Supplied information
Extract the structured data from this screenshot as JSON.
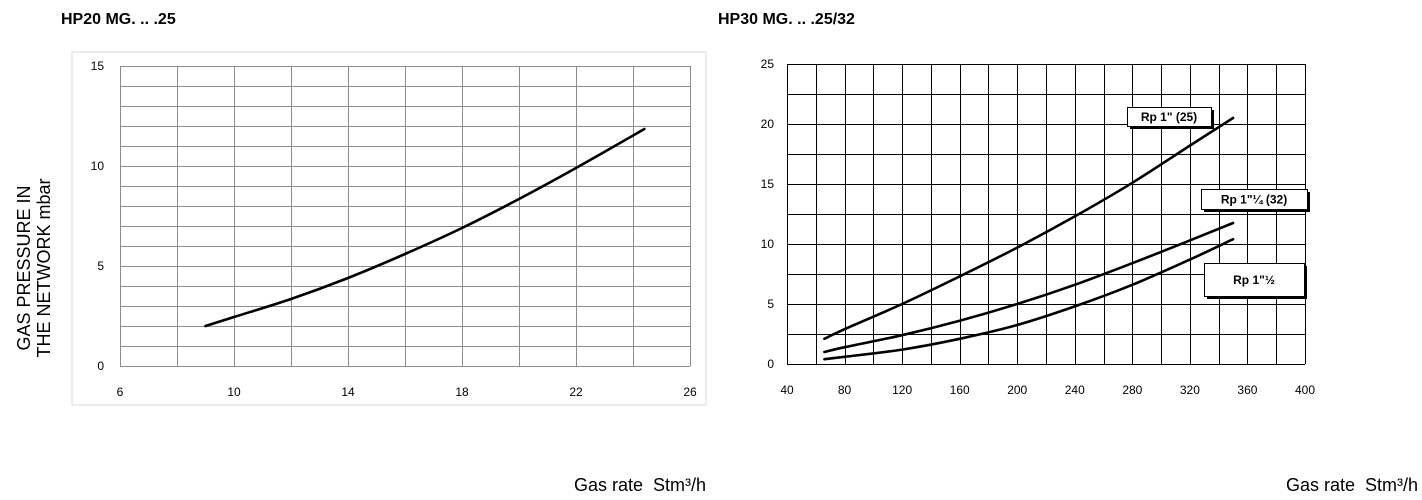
{
  "chart_data": [
    {
      "type": "line",
      "title": "HP20 MG. .. .25",
      "xlabel": "Gas rate  Stm³/h",
      "ylabel": [
        "GAS PRESSURE IN",
        "THE NETWORK mbar"
      ],
      "xlim": [
        6,
        26
      ],
      "ylim": [
        0,
        15
      ],
      "xticks": [
        6,
        10,
        14,
        18,
        22,
        26
      ],
      "yticks": [
        0,
        5,
        10,
        15
      ],
      "grid": true,
      "x_grid_step": 2,
      "y_grid_step": 1,
      "colors": {
        "line": "#000000",
        "grid": "#8c8c8c",
        "frame": "#d9d9d9"
      },
      "series": [
        {
          "x": [
            9,
            10,
            12,
            14,
            16,
            18,
            20,
            22,
            24.4
          ],
          "y": [
            2.0,
            2.45,
            3.35,
            4.4,
            5.6,
            6.9,
            8.35,
            9.9,
            11.85
          ]
        }
      ]
    },
    {
      "type": "line",
      "title": "HP30 MG. .. .25/32",
      "xlabel": "Gas rate  Stm³/h",
      "xlim": [
        40,
        400
      ],
      "ylim": [
        0,
        25
      ],
      "xticks": [
        40,
        80,
        120,
        160,
        200,
        240,
        280,
        320,
        360,
        400
      ],
      "yticks": [
        0,
        5,
        10,
        15,
        20,
        25
      ],
      "grid": true,
      "x_grid_step": 20,
      "y_grid_step": 2.5,
      "colors": {
        "line": "#000000",
        "grid": "#000000"
      },
      "series": [
        {
          "name": "Rp 1\" (25)",
          "x": [
            66,
            80,
            120,
            160,
            200,
            240,
            280,
            320,
            350
          ],
          "y": [
            2.1,
            2.9,
            5.0,
            7.3,
            9.7,
            12.3,
            15.1,
            18.2,
            20.5
          ]
        },
        {
          "name": "Rp 1\"¼ (32)",
          "x": [
            66,
            80,
            120,
            160,
            200,
            240,
            280,
            320,
            350
          ],
          "y": [
            1.0,
            1.4,
            2.4,
            3.6,
            5.0,
            6.6,
            8.4,
            10.3,
            11.75
          ]
        },
        {
          "name": "Rp 1\"½",
          "x": [
            66,
            80,
            120,
            160,
            200,
            240,
            280,
            320,
            350
          ],
          "y": [
            0.4,
            0.6,
            1.2,
            2.1,
            3.25,
            4.8,
            6.6,
            8.7,
            10.4
          ]
        }
      ]
    }
  ]
}
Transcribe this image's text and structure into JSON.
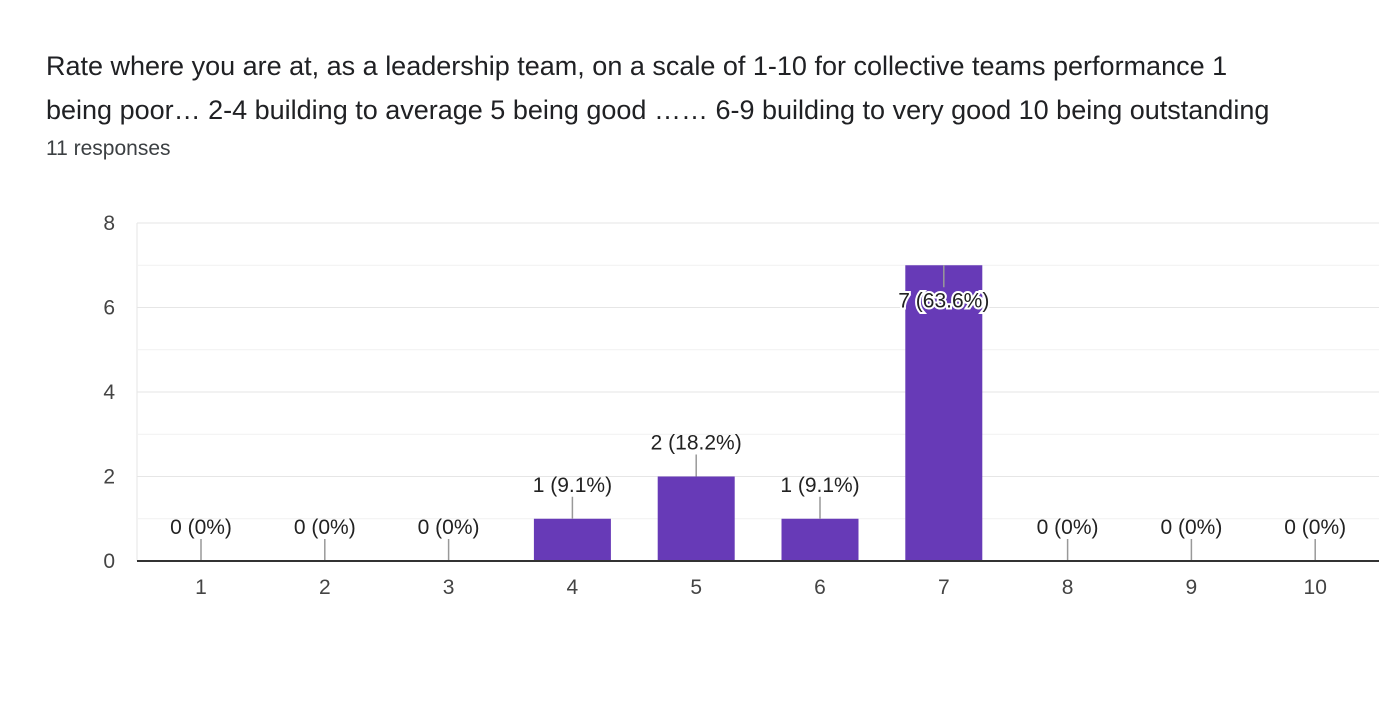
{
  "question": {
    "line1": "Rate where you are at, as a leadership team, on a scale of 1-10 for collective teams performance  1",
    "line2": "being poor…   2-4 building to average  5 being good ……   6-9 building to very good  10 being outstanding"
  },
  "responses_label": "11 responses",
  "colors": {
    "bar": "#673ab7",
    "grid": "#e6e6e6",
    "axis": "#333333",
    "leader": "#999999"
  },
  "chart_data": {
    "type": "bar",
    "title": "Rate where you are at, as a leadership team, on a scale of 1-10 for collective teams performance",
    "categories": [
      "1",
      "2",
      "3",
      "4",
      "5",
      "6",
      "7",
      "8",
      "9",
      "10"
    ],
    "values": [
      0,
      0,
      0,
      1,
      2,
      1,
      7,
      0,
      0,
      0
    ],
    "data_labels": [
      "0 (0%)",
      "0 (0%)",
      "0 (0%)",
      "1 (9.1%)",
      "2 (18.2%)",
      "1 (9.1%)",
      "7 (63.6%)",
      "0 (0%)",
      "0 (0%)",
      "0 (0%)"
    ],
    "y_ticks": [
      0,
      2,
      4,
      6,
      8
    ],
    "ylim": [
      0,
      8
    ],
    "xlabel": "",
    "ylabel": "",
    "grid": true
  }
}
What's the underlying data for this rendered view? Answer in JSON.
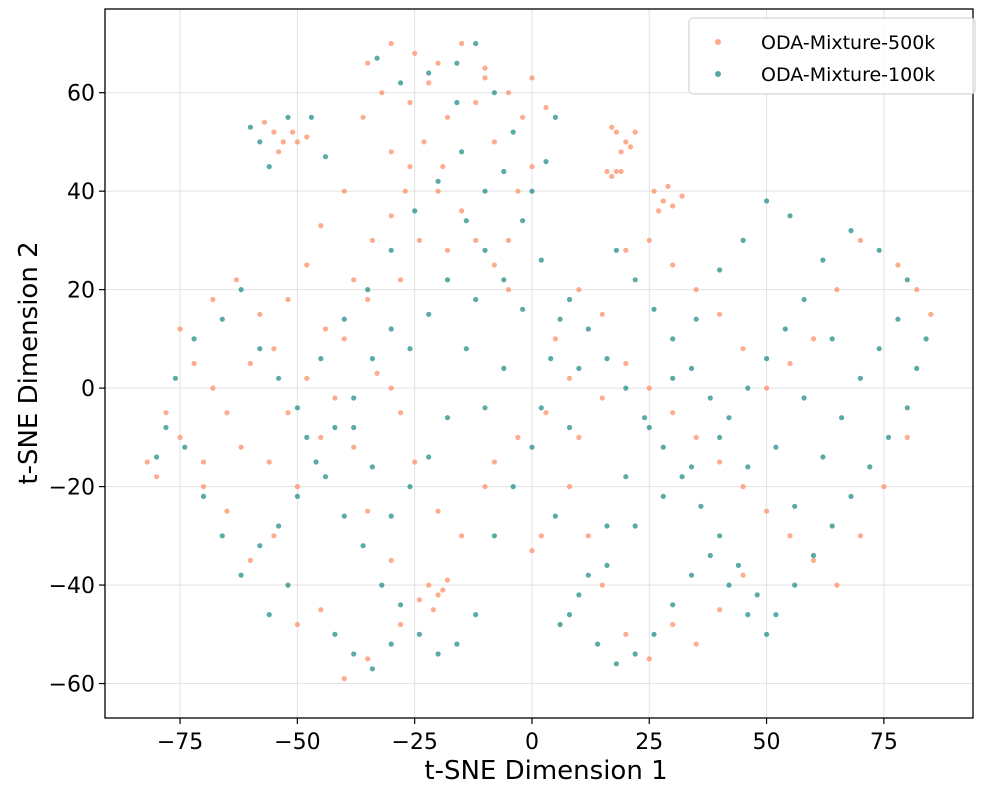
{
  "chart_data": {
    "type": "scatter",
    "title": "",
    "xlabel": "t-SNE Dimension 1",
    "ylabel": "t-SNE Dimension 2",
    "xlim": [
      -91,
      94
    ],
    "ylim": [
      -67,
      77
    ],
    "xticks": [
      -75,
      -50,
      -25,
      0,
      25,
      50,
      75
    ],
    "yticks": [
      -60,
      -40,
      -20,
      0,
      20,
      40,
      60
    ],
    "xtick_labels": [
      "−75",
      "−50",
      "−25",
      "0",
      "25",
      "50",
      "75"
    ],
    "ytick_labels": [
      "−60",
      "−40",
      "−20",
      "0",
      "20",
      "40",
      "60"
    ],
    "grid": true,
    "legend_position": "top-right",
    "series": [
      {
        "name": "ODA-Mixture-500k",
        "color": "#fc8d62",
        "points": [
          [
            -55,
            52
          ],
          [
            -53,
            50
          ],
          [
            -51,
            52
          ],
          [
            -54,
            48
          ],
          [
            -50,
            50
          ],
          [
            -57,
            54
          ],
          [
            -48,
            51
          ],
          [
            18,
            52
          ],
          [
            20,
            50
          ],
          [
            22,
            52
          ],
          [
            19,
            48
          ],
          [
            17,
            53
          ],
          [
            21,
            49
          ],
          [
            16,
            44
          ],
          [
            18,
            44
          ],
          [
            17,
            43
          ],
          [
            19,
            44
          ],
          [
            26,
            40
          ],
          [
            28,
            38
          ],
          [
            30,
            37
          ],
          [
            32,
            39
          ],
          [
            27,
            36
          ],
          [
            29,
            41
          ],
          [
            -22,
            -40
          ],
          [
            -20,
            -42
          ],
          [
            -18,
            -39
          ],
          [
            -24,
            -43
          ],
          [
            -21,
            -45
          ],
          [
            -19,
            -41
          ],
          [
            -35,
            66
          ],
          [
            -30,
            70
          ],
          [
            -25,
            68
          ],
          [
            -20,
            66
          ],
          [
            -15,
            70
          ],
          [
            -10,
            63
          ],
          [
            -5,
            60
          ],
          [
            0,
            63
          ],
          [
            3,
            57
          ],
          [
            -2,
            55
          ],
          [
            -30,
            48
          ],
          [
            -26,
            45
          ],
          [
            -20,
            40
          ],
          [
            -15,
            36
          ],
          [
            -12,
            30
          ],
          [
            -8,
            25
          ],
          [
            -5,
            20
          ],
          [
            -18,
            28
          ],
          [
            -24,
            30
          ],
          [
            -28,
            22
          ],
          [
            -35,
            18
          ],
          [
            -40,
            10
          ],
          [
            -33,
            3
          ],
          [
            -30,
            0
          ],
          [
            -28,
            -5
          ],
          [
            -25,
            -15
          ],
          [
            -20,
            -25
          ],
          [
            -15,
            -30
          ],
          [
            -45,
            -10
          ],
          [
            -50,
            -20
          ],
          [
            -55,
            -30
          ],
          [
            -60,
            -35
          ],
          [
            -65,
            -25
          ],
          [
            -70,
            -15
          ],
          [
            -75,
            -10
          ],
          [
            -80,
            -18
          ],
          [
            -72,
            5
          ],
          [
            -68,
            18
          ],
          [
            -63,
            22
          ],
          [
            -58,
            15
          ],
          [
            -55,
            8
          ],
          [
            -48,
            2
          ],
          [
            -42,
            -2
          ],
          [
            -38,
            -12
          ],
          [
            -35,
            -25
          ],
          [
            -30,
            -35
          ],
          [
            -28,
            -48
          ],
          [
            -35,
            -55
          ],
          [
            -40,
            -59
          ],
          [
            -45,
            -45
          ],
          [
            -50,
            -48
          ],
          [
            5,
            10
          ],
          [
            8,
            2
          ],
          [
            3,
            -5
          ],
          [
            -3,
            -10
          ],
          [
            -8,
            -15
          ],
          [
            -10,
            -20
          ],
          [
            -5,
            30
          ],
          [
            -3,
            40
          ],
          [
            0,
            45
          ],
          [
            -8,
            50
          ],
          [
            2,
            -30
          ],
          [
            0,
            -33
          ],
          [
            10,
            20
          ],
          [
            15,
            15
          ],
          [
            20,
            5
          ],
          [
            25,
            0
          ],
          [
            30,
            -5
          ],
          [
            35,
            -10
          ],
          [
            40,
            -15
          ],
          [
            45,
            -20
          ],
          [
            50,
            -25
          ],
          [
            55,
            -30
          ],
          [
            60,
            -35
          ],
          [
            65,
            -40
          ],
          [
            70,
            -30
          ],
          [
            75,
            -20
          ],
          [
            80,
            -10
          ],
          [
            85,
            15
          ],
          [
            82,
            20
          ],
          [
            78,
            25
          ],
          [
            70,
            30
          ],
          [
            65,
            20
          ],
          [
            60,
            10
          ],
          [
            55,
            5
          ],
          [
            50,
            0
          ],
          [
            45,
            8
          ],
          [
            40,
            15
          ],
          [
            35,
            20
          ],
          [
            30,
            25
          ],
          [
            25,
            30
          ],
          [
            20,
            28
          ],
          [
            15,
            -2
          ],
          [
            10,
            -10
          ],
          [
            8,
            -20
          ],
          [
            12,
            -30
          ],
          [
            15,
            -40
          ],
          [
            20,
            -50
          ],
          [
            25,
            -55
          ],
          [
            30,
            -48
          ],
          [
            35,
            -52
          ],
          [
            40,
            -45
          ],
          [
            45,
            -38
          ],
          [
            -10,
            65
          ],
          [
            -12,
            58
          ],
          [
            -18,
            55
          ],
          [
            -22,
            62
          ],
          [
            -26,
            58
          ],
          [
            -32,
            60
          ],
          [
            -36,
            55
          ],
          [
            -40,
            40
          ],
          [
            -45,
            33
          ],
          [
            -48,
            25
          ],
          [
            -52,
            18
          ],
          [
            -60,
            5
          ],
          [
            -65,
            -5
          ],
          [
            -70,
            -20
          ],
          [
            -78,
            -5
          ],
          [
            -82,
            -15
          ],
          [
            -75,
            12
          ],
          [
            -68,
            0
          ],
          [
            -62,
            -12
          ],
          [
            -56,
            -15
          ],
          [
            -52,
            -5
          ],
          [
            -44,
            12
          ],
          [
            -38,
            22
          ],
          [
            -34,
            30
          ],
          [
            -30,
            35
          ],
          [
            -27,
            40
          ],
          [
            -23,
            50
          ],
          [
            -19,
            45
          ]
        ]
      },
      {
        "name": "ODA-Mixture-100k",
        "color": "#1b8a82",
        "points": [
          [
            -60,
            53
          ],
          [
            -58,
            50
          ],
          [
            -52,
            55
          ],
          [
            -56,
            45
          ],
          [
            -47,
            55
          ],
          [
            -44,
            47
          ],
          [
            -33,
            67
          ],
          [
            -28,
            62
          ],
          [
            -22,
            64
          ],
          [
            -16,
            66
          ],
          [
            -12,
            70
          ],
          [
            -8,
            60
          ],
          [
            -4,
            52
          ],
          [
            -6,
            44
          ],
          [
            -10,
            40
          ],
          [
            -14,
            34
          ],
          [
            -10,
            28
          ],
          [
            -6,
            22
          ],
          [
            -2,
            16
          ],
          [
            -12,
            18
          ],
          [
            -18,
            22
          ],
          [
            -22,
            15
          ],
          [
            -26,
            8
          ],
          [
            -30,
            12
          ],
          [
            -34,
            6
          ],
          [
            -38,
            -2
          ],
          [
            -42,
            -8
          ],
          [
            -46,
            -15
          ],
          [
            -50,
            -22
          ],
          [
            -54,
            -28
          ],
          [
            -58,
            -32
          ],
          [
            -62,
            -38
          ],
          [
            -66,
            -30
          ],
          [
            -70,
            -22
          ],
          [
            -74,
            -12
          ],
          [
            -78,
            -8
          ],
          [
            -80,
            -14
          ],
          [
            -76,
            2
          ],
          [
            -72,
            10
          ],
          [
            -66,
            14
          ],
          [
            -62,
            20
          ],
          [
            -58,
            8
          ],
          [
            -54,
            2
          ],
          [
            -50,
            -4
          ],
          [
            -44,
            -18
          ],
          [
            -40,
            -26
          ],
          [
            -36,
            -32
          ],
          [
            -32,
            -40
          ],
          [
            -28,
            -44
          ],
          [
            -24,
            -50
          ],
          [
            -20,
            -54
          ],
          [
            -16,
            -52
          ],
          [
            -12,
            -46
          ],
          [
            -8,
            -30
          ],
          [
            -4,
            -20
          ],
          [
            0,
            -12
          ],
          [
            2,
            -4
          ],
          [
            4,
            6
          ],
          [
            6,
            14
          ],
          [
            2,
            26
          ],
          [
            -2,
            34
          ],
          [
            0,
            40
          ],
          [
            3,
            46
          ],
          [
            5,
            55
          ],
          [
            -15,
            48
          ],
          [
            -20,
            42
          ],
          [
            -25,
            36
          ],
          [
            -30,
            28
          ],
          [
            -35,
            20
          ],
          [
            -40,
            14
          ],
          [
            -45,
            6
          ],
          [
            -48,
            -10
          ],
          [
            -52,
            -40
          ],
          [
            -56,
            -46
          ],
          [
            -42,
            -50
          ],
          [
            -38,
            -54
          ],
          [
            -34,
            -57
          ],
          [
            -30,
            -52
          ],
          [
            8,
            18
          ],
          [
            12,
            12
          ],
          [
            16,
            6
          ],
          [
            20,
            0
          ],
          [
            24,
            -6
          ],
          [
            28,
            -12
          ],
          [
            32,
            -18
          ],
          [
            36,
            -24
          ],
          [
            40,
            -30
          ],
          [
            44,
            -36
          ],
          [
            48,
            -42
          ],
          [
            52,
            -46
          ],
          [
            56,
            -40
          ],
          [
            60,
            -34
          ],
          [
            64,
            -28
          ],
          [
            68,
            -22
          ],
          [
            72,
            -16
          ],
          [
            76,
            -10
          ],
          [
            80,
            -4
          ],
          [
            84,
            10
          ],
          [
            80,
            22
          ],
          [
            74,
            28
          ],
          [
            68,
            32
          ],
          [
            62,
            26
          ],
          [
            58,
            18
          ],
          [
            54,
            12
          ],
          [
            50,
            6
          ],
          [
            46,
            0
          ],
          [
            42,
            -6
          ],
          [
            38,
            -2
          ],
          [
            34,
            4
          ],
          [
            30,
            10
          ],
          [
            26,
            16
          ],
          [
            22,
            22
          ],
          [
            18,
            28
          ],
          [
            50,
            38
          ],
          [
            55,
            35
          ],
          [
            45,
            30
          ],
          [
            40,
            24
          ],
          [
            35,
            14
          ],
          [
            30,
            2
          ],
          [
            25,
            -8
          ],
          [
            20,
            -18
          ],
          [
            16,
            -28
          ],
          [
            12,
            -38
          ],
          [
            8,
            -46
          ],
          [
            14,
            -52
          ],
          [
            18,
            -56
          ],
          [
            22,
            -54
          ],
          [
            26,
            -50
          ],
          [
            30,
            -44
          ],
          [
            34,
            -38
          ],
          [
            38,
            -34
          ],
          [
            42,
            -40
          ],
          [
            46,
            -46
          ],
          [
            50,
            -50
          ],
          [
            56,
            -24
          ],
          [
            62,
            -14
          ],
          [
            66,
            -6
          ],
          [
            70,
            2
          ],
          [
            74,
            8
          ],
          [
            78,
            14
          ],
          [
            82,
            4
          ],
          [
            64,
            10
          ],
          [
            58,
            -2
          ],
          [
            52,
            -12
          ],
          [
            46,
            -16
          ],
          [
            40,
            -10
          ],
          [
            34,
            -16
          ],
          [
            28,
            -22
          ],
          [
            22,
            -28
          ],
          [
            16,
            -36
          ],
          [
            10,
            -42
          ],
          [
            6,
            -48
          ],
          [
            5,
            -26
          ],
          [
            8,
            -8
          ],
          [
            10,
            4
          ],
          [
            -14,
            8
          ],
          [
            -18,
            -6
          ],
          [
            -22,
            -14
          ],
          [
            -26,
            -20
          ],
          [
            -30,
            -26
          ],
          [
            -34,
            -16
          ],
          [
            -38,
            -8
          ],
          [
            -10,
            -4
          ],
          [
            -6,
            4
          ],
          [
            -16,
            58
          ]
        ]
      }
    ]
  }
}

Given instruction
Pick out, from the lines above, every one that contains the string "JSON".

Expected answer
Extract the structured data from this screenshot as JSON.
Transcribe this image's text and structure into JSON.
What's the underlying data for this rendered view? Answer in JSON.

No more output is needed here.